** start **
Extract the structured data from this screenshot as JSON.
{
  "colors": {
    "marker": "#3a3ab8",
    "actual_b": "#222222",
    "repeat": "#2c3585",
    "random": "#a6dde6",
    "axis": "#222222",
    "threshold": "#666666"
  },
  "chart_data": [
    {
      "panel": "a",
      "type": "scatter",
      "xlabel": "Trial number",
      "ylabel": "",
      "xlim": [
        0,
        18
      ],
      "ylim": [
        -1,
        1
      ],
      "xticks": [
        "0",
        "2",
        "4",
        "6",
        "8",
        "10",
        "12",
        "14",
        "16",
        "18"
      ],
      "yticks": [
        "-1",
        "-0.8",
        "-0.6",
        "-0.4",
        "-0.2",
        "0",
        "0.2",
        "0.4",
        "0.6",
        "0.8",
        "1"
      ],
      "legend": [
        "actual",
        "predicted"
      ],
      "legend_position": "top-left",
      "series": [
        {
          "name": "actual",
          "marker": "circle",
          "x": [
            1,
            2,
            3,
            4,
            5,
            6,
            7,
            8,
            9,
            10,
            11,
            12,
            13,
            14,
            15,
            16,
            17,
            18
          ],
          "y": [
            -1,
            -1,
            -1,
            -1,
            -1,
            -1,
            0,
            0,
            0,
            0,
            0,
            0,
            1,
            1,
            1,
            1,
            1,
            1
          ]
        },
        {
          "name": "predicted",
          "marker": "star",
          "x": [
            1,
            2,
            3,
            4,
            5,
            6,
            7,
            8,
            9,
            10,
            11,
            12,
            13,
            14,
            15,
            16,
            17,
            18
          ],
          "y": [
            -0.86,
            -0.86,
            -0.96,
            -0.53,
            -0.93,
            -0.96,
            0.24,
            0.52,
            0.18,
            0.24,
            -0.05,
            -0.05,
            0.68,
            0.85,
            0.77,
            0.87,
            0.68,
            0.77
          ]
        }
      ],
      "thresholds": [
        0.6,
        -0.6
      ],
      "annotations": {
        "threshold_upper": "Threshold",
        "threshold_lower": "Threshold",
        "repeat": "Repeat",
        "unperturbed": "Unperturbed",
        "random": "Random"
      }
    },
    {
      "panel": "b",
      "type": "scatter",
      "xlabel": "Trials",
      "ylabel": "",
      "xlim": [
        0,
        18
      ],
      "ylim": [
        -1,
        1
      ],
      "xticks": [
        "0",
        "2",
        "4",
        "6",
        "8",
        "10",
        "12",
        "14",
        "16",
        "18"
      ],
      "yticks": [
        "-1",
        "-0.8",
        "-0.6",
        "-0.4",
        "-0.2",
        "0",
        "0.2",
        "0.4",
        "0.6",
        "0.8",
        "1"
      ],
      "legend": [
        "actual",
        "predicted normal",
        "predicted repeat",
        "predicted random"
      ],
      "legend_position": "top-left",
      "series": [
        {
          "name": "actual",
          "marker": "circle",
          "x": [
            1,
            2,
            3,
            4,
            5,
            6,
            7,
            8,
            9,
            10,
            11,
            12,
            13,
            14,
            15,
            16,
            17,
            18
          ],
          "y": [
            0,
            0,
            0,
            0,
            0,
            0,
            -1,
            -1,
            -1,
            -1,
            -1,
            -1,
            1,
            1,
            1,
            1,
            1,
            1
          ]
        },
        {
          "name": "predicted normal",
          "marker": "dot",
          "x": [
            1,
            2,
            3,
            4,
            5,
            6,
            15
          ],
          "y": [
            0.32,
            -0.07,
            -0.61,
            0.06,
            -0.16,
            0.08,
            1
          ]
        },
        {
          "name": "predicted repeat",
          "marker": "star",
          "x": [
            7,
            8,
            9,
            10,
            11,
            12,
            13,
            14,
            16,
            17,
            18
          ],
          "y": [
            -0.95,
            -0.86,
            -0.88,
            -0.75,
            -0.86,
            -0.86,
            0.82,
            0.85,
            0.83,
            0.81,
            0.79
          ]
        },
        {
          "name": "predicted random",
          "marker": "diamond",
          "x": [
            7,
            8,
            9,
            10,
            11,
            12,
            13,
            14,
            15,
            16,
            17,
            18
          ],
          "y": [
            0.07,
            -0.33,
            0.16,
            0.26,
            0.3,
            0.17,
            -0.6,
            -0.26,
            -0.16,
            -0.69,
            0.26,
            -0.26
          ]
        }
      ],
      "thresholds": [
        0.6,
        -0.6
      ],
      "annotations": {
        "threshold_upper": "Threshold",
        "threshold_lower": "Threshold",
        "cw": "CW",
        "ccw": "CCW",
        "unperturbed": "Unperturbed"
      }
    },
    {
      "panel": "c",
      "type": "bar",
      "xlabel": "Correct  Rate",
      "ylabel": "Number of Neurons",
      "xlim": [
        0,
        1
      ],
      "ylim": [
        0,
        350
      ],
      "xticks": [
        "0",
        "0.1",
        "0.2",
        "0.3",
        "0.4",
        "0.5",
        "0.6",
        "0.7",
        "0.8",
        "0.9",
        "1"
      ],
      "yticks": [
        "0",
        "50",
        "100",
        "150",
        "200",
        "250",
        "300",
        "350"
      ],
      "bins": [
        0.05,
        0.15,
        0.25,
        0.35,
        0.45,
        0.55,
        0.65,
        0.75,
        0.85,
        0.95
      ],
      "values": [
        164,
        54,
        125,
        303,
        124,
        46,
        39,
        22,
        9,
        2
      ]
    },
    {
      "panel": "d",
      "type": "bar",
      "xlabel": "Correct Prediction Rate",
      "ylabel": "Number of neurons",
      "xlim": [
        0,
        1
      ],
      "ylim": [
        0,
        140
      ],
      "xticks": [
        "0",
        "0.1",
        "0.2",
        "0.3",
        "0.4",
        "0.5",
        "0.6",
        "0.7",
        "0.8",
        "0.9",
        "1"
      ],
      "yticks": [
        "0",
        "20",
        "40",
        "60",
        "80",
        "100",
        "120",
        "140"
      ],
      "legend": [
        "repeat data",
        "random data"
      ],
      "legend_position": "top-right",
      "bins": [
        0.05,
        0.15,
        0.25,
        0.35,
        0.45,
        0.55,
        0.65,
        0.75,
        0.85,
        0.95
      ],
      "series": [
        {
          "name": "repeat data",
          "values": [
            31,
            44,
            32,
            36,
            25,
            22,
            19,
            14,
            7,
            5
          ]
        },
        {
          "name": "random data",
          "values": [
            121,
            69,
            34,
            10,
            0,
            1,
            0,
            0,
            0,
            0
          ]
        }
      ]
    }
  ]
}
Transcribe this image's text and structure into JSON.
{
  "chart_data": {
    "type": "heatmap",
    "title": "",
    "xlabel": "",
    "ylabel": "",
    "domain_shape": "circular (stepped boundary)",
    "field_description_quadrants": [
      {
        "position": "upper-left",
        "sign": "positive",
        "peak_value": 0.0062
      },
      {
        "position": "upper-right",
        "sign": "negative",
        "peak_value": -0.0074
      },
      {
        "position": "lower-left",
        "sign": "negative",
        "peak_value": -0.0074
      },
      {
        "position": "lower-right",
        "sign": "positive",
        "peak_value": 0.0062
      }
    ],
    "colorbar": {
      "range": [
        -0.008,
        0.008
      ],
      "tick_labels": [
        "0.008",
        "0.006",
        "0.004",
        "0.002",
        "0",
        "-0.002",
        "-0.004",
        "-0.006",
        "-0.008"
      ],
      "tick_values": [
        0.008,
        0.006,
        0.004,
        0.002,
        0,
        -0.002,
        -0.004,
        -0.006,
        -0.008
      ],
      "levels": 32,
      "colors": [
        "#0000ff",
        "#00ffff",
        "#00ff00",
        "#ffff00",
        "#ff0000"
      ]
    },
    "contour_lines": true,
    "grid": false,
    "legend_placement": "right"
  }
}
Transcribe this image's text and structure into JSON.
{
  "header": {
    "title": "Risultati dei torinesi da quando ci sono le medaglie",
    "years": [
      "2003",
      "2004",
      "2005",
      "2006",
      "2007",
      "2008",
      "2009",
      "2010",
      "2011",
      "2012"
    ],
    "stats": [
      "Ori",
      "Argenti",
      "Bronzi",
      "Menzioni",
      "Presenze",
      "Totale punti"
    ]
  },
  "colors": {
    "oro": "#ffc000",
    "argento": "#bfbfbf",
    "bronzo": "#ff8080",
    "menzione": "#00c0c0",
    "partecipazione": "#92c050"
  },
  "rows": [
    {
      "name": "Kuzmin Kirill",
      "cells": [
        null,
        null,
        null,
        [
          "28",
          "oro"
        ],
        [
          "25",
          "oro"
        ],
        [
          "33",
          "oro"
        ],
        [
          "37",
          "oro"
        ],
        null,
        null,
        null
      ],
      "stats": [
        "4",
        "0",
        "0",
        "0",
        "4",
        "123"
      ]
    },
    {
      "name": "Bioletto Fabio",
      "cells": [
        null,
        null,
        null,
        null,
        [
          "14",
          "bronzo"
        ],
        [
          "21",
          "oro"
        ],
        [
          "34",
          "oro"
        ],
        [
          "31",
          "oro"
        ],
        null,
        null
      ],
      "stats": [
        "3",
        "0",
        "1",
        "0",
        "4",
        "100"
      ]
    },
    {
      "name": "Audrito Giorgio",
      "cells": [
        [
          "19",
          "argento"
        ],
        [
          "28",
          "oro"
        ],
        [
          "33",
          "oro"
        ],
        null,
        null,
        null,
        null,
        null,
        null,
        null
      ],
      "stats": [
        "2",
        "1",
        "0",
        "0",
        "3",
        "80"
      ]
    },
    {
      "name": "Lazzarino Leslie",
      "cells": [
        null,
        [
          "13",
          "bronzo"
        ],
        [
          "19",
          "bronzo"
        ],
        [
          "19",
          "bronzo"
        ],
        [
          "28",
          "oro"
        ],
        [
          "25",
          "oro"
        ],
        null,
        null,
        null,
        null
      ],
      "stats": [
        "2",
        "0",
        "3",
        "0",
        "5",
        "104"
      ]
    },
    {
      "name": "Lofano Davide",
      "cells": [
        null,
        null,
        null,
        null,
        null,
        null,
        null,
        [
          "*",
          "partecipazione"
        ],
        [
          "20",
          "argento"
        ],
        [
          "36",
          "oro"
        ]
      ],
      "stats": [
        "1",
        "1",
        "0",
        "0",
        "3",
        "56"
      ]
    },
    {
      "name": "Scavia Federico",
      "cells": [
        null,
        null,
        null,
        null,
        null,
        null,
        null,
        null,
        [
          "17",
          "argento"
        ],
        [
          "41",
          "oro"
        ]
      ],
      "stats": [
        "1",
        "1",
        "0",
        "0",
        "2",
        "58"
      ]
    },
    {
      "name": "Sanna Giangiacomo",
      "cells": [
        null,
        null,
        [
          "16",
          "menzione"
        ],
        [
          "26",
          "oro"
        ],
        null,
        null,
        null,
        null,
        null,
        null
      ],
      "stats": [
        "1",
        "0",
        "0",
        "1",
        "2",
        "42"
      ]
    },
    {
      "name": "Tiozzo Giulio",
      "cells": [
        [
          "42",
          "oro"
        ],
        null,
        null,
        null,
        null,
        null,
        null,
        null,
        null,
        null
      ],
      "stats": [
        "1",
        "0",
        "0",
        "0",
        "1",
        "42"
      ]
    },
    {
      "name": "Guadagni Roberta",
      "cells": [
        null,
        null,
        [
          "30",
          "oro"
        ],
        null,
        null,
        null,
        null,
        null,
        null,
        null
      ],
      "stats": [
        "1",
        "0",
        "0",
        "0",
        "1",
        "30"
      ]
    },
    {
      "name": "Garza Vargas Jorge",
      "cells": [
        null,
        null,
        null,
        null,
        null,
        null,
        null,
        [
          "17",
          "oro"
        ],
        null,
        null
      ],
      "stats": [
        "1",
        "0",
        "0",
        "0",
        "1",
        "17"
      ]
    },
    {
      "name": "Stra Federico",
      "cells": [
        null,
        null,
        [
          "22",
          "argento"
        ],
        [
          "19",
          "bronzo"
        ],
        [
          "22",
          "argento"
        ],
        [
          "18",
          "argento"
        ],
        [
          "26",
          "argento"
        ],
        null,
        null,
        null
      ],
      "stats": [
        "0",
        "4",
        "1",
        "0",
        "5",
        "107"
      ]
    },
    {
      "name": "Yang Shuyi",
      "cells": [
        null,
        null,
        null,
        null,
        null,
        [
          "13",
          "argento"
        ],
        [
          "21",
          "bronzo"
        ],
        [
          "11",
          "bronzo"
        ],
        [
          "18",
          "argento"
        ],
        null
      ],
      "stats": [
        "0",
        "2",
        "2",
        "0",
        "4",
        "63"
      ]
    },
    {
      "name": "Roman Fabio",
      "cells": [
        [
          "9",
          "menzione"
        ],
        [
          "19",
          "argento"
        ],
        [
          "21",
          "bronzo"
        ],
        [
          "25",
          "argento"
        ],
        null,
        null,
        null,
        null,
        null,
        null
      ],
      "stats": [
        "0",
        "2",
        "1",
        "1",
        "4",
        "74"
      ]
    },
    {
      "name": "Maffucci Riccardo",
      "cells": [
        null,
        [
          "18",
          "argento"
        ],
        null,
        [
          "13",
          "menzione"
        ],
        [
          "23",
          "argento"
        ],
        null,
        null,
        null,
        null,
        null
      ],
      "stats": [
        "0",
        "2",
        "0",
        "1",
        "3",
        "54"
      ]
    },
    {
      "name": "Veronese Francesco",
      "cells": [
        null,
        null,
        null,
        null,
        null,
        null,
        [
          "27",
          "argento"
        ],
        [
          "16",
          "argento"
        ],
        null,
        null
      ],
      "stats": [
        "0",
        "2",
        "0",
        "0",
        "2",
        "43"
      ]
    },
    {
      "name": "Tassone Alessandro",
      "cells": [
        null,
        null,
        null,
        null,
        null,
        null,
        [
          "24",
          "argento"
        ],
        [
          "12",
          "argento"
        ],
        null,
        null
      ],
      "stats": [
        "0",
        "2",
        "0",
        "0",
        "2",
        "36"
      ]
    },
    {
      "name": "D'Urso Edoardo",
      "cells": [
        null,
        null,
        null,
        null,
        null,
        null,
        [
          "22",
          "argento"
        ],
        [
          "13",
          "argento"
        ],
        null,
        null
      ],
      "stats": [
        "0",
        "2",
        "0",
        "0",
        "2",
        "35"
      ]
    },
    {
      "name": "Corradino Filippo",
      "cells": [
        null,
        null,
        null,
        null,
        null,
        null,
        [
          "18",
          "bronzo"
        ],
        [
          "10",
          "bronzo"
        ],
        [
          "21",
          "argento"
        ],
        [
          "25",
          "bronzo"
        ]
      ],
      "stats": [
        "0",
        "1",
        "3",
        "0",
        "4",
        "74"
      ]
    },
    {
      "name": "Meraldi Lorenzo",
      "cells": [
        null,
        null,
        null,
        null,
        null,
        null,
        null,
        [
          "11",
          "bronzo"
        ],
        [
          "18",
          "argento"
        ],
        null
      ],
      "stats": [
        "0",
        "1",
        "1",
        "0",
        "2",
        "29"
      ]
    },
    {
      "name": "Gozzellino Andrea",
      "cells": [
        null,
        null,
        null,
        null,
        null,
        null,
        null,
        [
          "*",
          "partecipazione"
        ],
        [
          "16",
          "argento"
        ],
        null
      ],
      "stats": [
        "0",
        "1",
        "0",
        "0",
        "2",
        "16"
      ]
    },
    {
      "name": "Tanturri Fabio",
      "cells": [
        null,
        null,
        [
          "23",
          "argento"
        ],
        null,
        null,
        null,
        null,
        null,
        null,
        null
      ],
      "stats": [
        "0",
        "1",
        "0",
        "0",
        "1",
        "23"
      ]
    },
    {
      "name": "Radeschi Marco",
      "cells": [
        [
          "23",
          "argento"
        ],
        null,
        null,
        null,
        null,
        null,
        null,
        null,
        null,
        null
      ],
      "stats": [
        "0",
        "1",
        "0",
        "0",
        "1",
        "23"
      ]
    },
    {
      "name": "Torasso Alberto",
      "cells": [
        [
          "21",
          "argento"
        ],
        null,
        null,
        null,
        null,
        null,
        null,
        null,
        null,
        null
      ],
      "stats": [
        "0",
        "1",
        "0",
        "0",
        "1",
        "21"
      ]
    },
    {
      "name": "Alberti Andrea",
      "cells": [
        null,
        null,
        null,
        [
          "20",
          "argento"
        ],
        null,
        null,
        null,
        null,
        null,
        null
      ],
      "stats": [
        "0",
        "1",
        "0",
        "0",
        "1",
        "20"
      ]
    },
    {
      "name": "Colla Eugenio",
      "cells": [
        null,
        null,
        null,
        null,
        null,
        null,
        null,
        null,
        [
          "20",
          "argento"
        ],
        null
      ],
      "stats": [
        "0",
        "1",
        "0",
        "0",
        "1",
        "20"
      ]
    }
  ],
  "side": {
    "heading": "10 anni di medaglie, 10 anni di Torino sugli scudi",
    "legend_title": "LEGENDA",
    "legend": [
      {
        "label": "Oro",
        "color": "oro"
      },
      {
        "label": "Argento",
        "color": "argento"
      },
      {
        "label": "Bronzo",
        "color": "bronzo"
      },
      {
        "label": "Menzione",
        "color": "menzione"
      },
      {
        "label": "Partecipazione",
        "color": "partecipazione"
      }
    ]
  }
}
** end **
__Objective__:
Report all lines of the data above that include the string "marker".

__Exercise solution__:
    "marker": "#3a3ab8",
          "marker": "circle",
          "marker": "star",
          "marker": "circle",
          "marker": "dot",
          "marker": "star",
          "marker": "diamond",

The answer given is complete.